### Short problem
Look for the word "document" in the entries below, then copy every line that has it.

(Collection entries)
** start **

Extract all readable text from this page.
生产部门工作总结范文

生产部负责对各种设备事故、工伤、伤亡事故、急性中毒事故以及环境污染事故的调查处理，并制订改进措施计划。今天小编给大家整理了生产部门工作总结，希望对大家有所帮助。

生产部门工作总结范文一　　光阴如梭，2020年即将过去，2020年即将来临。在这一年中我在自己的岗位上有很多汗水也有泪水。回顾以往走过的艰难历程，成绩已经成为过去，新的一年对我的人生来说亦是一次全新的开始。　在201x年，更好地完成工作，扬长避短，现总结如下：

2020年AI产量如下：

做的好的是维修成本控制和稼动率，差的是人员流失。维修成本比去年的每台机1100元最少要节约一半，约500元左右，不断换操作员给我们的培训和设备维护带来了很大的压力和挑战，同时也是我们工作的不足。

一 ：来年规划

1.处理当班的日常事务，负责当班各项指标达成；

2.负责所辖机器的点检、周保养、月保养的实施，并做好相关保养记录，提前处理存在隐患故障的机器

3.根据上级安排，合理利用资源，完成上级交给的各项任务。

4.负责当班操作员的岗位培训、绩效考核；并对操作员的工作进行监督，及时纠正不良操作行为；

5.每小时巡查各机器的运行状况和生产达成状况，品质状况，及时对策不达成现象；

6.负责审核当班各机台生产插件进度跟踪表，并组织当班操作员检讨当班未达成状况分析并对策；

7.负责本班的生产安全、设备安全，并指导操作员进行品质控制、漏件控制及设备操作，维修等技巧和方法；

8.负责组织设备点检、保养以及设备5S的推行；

** end **
** start **

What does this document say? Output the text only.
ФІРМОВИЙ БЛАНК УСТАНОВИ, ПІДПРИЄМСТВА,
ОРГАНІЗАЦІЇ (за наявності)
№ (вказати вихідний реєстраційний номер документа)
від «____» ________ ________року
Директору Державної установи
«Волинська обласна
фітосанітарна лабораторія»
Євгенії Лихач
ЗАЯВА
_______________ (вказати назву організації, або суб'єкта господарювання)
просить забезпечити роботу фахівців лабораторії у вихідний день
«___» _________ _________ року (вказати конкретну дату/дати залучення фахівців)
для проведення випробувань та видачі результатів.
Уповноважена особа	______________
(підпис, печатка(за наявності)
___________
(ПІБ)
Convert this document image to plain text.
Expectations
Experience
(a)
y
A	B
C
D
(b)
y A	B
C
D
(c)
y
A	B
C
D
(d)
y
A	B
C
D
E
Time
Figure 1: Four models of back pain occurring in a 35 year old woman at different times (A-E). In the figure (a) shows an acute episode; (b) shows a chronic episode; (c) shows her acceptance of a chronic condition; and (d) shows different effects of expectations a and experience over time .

** end **

### Written response
What does this document say? Output the text only.
Convert this document image to plain text.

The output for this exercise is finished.